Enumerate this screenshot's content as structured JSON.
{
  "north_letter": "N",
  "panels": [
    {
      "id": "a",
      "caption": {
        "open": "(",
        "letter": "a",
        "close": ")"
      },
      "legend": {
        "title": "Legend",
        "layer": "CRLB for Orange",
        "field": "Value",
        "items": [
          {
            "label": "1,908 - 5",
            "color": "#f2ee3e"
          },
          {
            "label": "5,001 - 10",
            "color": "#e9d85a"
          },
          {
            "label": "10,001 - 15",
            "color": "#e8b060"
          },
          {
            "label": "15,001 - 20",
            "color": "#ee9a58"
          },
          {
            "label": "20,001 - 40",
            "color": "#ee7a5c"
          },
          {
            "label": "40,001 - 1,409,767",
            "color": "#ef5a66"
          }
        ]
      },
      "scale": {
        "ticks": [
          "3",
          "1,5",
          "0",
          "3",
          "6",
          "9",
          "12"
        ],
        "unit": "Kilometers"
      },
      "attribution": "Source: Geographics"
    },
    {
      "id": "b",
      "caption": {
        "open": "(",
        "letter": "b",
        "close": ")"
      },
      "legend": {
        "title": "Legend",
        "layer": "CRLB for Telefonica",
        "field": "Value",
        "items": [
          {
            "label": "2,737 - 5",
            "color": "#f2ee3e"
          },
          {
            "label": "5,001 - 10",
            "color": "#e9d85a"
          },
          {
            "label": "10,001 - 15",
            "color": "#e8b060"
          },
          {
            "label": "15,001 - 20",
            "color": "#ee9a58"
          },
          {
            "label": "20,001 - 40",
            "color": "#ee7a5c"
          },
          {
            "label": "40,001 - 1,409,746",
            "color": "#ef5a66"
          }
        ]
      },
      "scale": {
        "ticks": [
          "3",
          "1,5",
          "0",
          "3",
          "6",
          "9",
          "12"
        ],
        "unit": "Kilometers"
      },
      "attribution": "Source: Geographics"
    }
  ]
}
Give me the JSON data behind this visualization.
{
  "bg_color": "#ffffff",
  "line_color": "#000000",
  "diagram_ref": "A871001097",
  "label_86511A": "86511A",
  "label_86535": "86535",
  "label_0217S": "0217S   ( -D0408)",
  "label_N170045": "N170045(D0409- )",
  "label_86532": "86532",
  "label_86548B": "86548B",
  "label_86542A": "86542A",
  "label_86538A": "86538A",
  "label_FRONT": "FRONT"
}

______________________________

> WHAT IS EXPECTED: Copy the data above exactly. Every line must be included.

> EXERCISE RESPONSE:
Enumerate this screenshot's content as structured JSON.
{
  "north_letter": "N",
  "panels": [
    {
      "id": "a",
      "caption": {
        "open": "(",
        "letter": "a",
        "close": ")"
      },
      "legend": {
        "title": "Legend",
        "layer": "CRLB for Orange",
        "field": "Value",
        "items": [
          {
            "label": "1,908 - 5",
            "color": "#f2ee3e"
          },
          {
            "label": "5,001 - 10",
            "color": "#e9d85a"
          },
          {
            "label": "10,001 - 15",
            "color": "#e8b060"
          },
          {
            "label": "15,001 - 20",
            "color": "#ee9a58"
          },
          {
            "label": "20,001 - 40",
            "color": "#ee7a5c"
          },
          {
            "label": "40,001 - 1,409,767",
            "color": "#ef5a66"
          }
        ]
      },
      "scale": {
        "ticks": [
          "3",
          "1,5",
          "0",
          "3",
          "6",
          "9",
          "12"
        ],
        "unit": "Kilometers"
      },
      "attribution": "Source: Geographics"
    },
    {
      "id": "b",
      "caption": {
        "open": "(",
        "letter": "b",
        "close": ")"
      },
      "legend": {
        "title": "Legend",
        "layer": "CRLB for Telefonica",
        "field": "Value",
        "items": [
          {
            "label": "2,737 - 5",
            "color": "#f2ee3e"
          },
          {
            "label": "5,001 - 10",
            "color": "#e9d85a"
          },
          {
            "label": "10,001 - 15",
            "color": "#e8b060"
          },
          {
            "label": "15,001 - 20",
            "color": "#ee9a58"
          },
          {
            "label": "20,001 - 40",
            "color": "#ee7a5c"
          },
          {
            "label": "40,001 - 1,409,746",
            "color": "#ef5a66"
          }
        ]
      },
      "scale": {
        "ticks": [
          "3",
          "1,5",
          "0",
          "3",
          "6",
          "9",
          "12"
        ],
        "unit": "Kilometers"
      },
      "attribution": "Source: Geographics"
    }
  ]
}
Give me the JSON data behind this visualization.
{
  "bg_color": "#ffffff",
  "line_color": "#000000",
  "diagram_ref": "A871001097",
  "label_86511A": "86511A",
  "label_86535": "86535",
  "label_0217S": "0217S   ( -D0408)",
  "label_N170045": "N170045(D0409- )",
  "label_86532": "86532",
  "label_86548B": "86548B",
  "label_86542A": "86542A",
  "label_86538A": "86538A",
  "label_FRONT": "FRONT"
}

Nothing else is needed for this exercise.